Data excerpts —
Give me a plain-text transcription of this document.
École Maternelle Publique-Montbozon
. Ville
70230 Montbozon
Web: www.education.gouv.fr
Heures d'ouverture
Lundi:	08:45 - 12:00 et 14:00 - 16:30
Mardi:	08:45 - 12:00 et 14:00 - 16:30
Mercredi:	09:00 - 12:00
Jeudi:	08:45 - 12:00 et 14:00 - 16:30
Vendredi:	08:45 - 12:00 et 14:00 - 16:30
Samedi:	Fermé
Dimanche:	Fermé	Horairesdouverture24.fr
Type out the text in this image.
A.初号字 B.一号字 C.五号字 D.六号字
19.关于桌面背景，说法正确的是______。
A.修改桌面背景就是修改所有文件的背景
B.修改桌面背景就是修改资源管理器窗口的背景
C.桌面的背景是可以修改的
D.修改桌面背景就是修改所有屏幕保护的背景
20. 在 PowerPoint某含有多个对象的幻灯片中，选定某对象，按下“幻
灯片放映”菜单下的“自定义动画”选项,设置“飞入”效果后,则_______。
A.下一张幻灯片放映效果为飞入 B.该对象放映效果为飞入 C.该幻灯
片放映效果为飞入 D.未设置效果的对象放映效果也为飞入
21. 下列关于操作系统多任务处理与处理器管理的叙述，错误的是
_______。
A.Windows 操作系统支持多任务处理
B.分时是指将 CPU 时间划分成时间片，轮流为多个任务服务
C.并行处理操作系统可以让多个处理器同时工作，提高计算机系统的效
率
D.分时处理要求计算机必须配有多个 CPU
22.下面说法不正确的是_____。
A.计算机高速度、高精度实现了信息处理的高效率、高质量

==

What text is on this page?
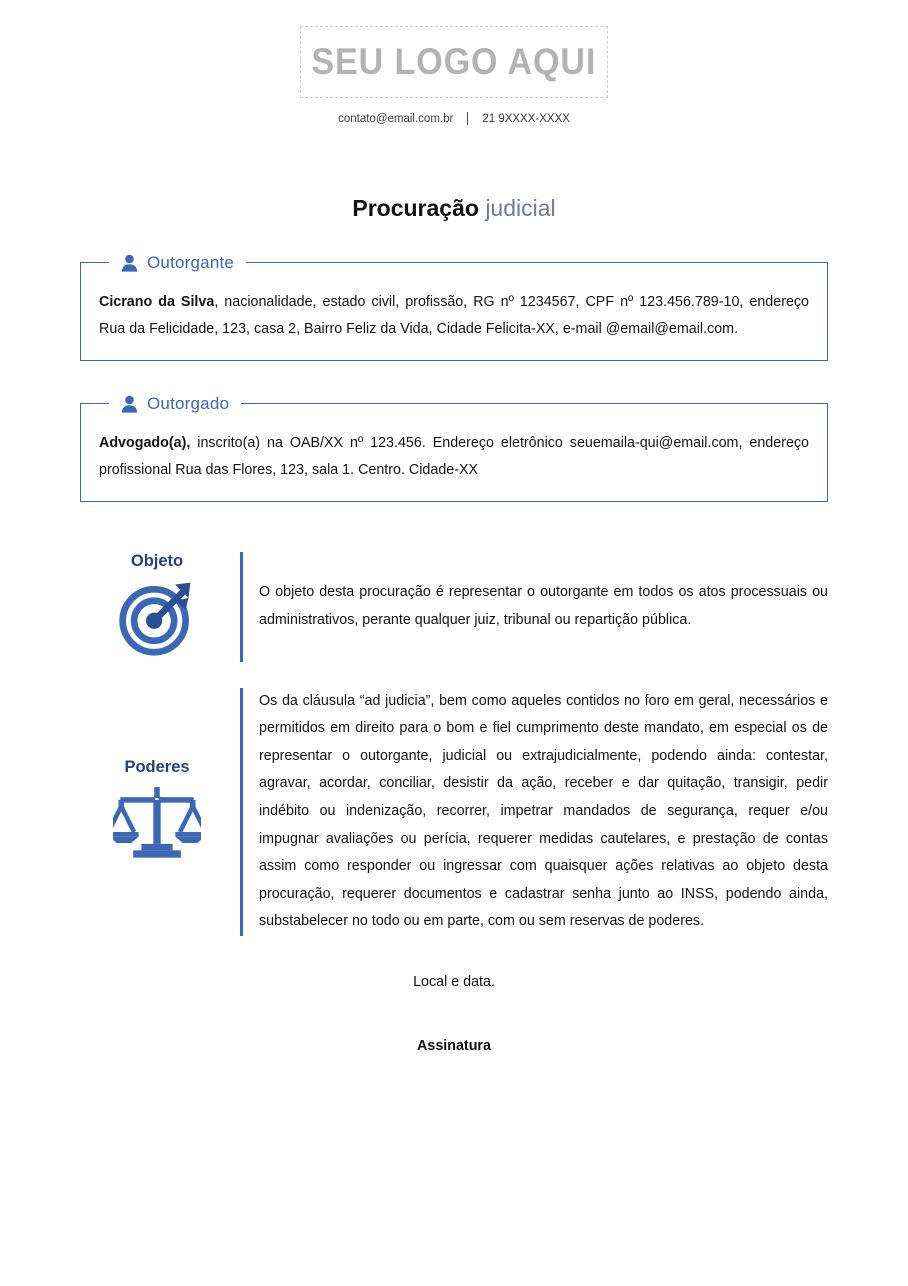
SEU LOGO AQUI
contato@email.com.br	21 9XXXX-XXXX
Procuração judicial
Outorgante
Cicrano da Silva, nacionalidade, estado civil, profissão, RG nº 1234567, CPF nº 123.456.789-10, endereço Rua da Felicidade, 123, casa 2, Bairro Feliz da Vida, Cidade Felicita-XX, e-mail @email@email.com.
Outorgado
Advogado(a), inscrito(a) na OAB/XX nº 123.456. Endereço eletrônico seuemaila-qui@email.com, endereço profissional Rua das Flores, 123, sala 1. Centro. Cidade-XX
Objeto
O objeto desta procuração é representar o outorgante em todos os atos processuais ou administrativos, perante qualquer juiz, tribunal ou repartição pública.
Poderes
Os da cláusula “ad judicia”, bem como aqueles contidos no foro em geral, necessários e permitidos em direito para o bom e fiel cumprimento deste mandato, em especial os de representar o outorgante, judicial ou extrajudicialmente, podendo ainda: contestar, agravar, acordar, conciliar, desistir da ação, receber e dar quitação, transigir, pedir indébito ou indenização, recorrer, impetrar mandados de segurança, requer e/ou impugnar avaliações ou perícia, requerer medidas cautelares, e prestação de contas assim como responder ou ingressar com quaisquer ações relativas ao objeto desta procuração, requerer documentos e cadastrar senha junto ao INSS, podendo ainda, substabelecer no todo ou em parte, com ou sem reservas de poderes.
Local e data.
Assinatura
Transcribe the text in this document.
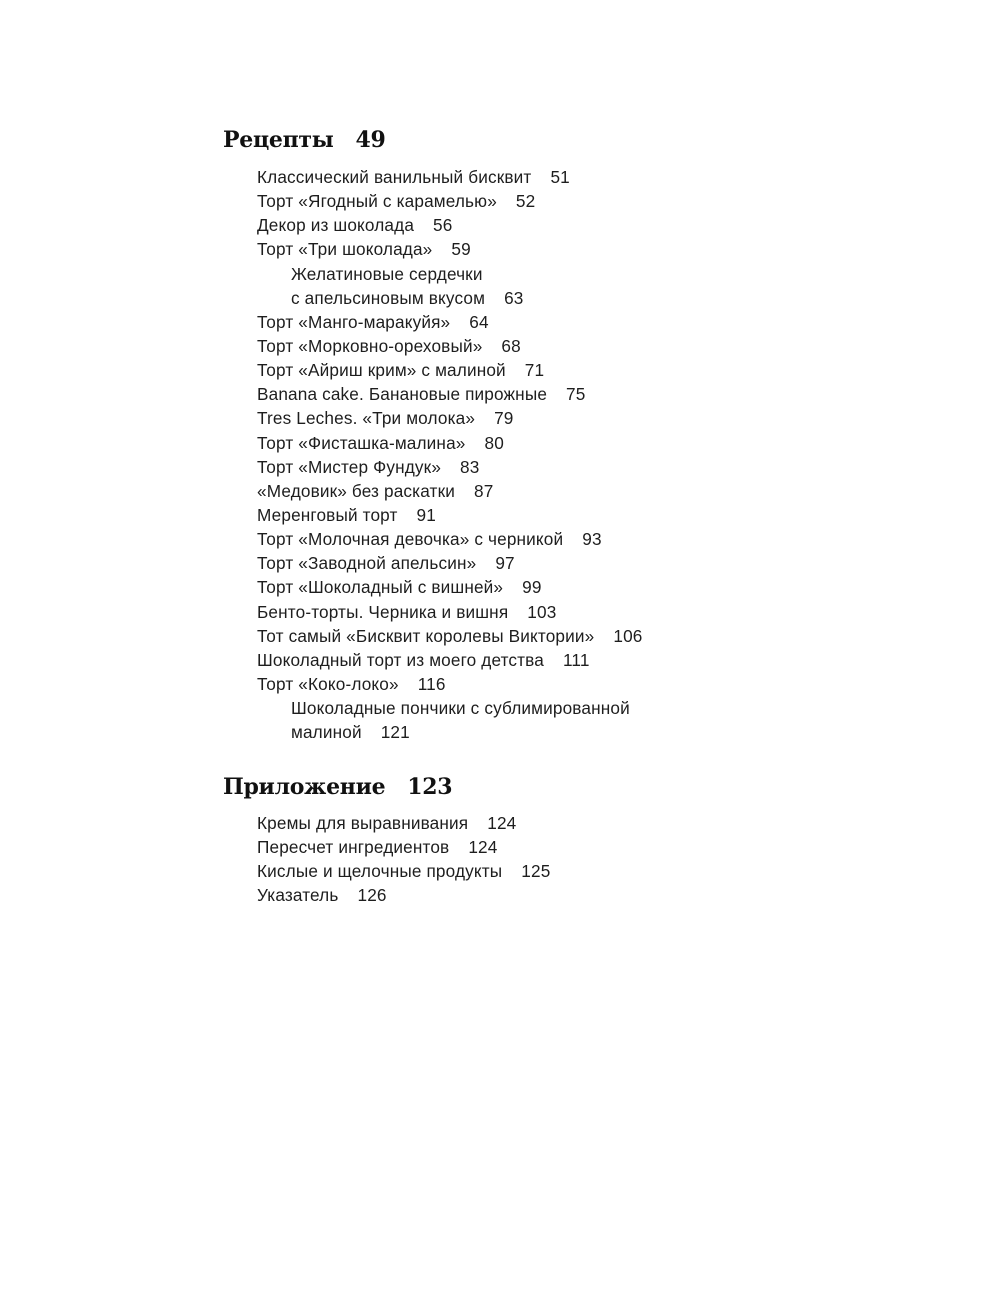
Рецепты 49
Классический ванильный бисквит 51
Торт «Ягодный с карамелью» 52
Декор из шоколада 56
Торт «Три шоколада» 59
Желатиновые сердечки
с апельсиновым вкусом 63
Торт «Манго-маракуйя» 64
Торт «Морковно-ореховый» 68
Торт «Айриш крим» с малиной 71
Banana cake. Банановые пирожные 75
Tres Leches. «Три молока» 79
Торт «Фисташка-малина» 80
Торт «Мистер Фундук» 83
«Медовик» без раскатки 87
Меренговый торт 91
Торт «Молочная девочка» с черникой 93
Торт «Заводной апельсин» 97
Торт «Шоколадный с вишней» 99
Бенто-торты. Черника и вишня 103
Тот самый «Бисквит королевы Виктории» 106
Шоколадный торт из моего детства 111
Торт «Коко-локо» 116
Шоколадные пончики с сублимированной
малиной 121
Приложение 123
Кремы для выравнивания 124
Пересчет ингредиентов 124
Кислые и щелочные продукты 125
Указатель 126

Task to complete — Check each line above for the string "Fermé" and show the ones that have it.

The reply —
Samedi:	Fermé
Dimanche:	Fermé	Horairesdouverture24.fr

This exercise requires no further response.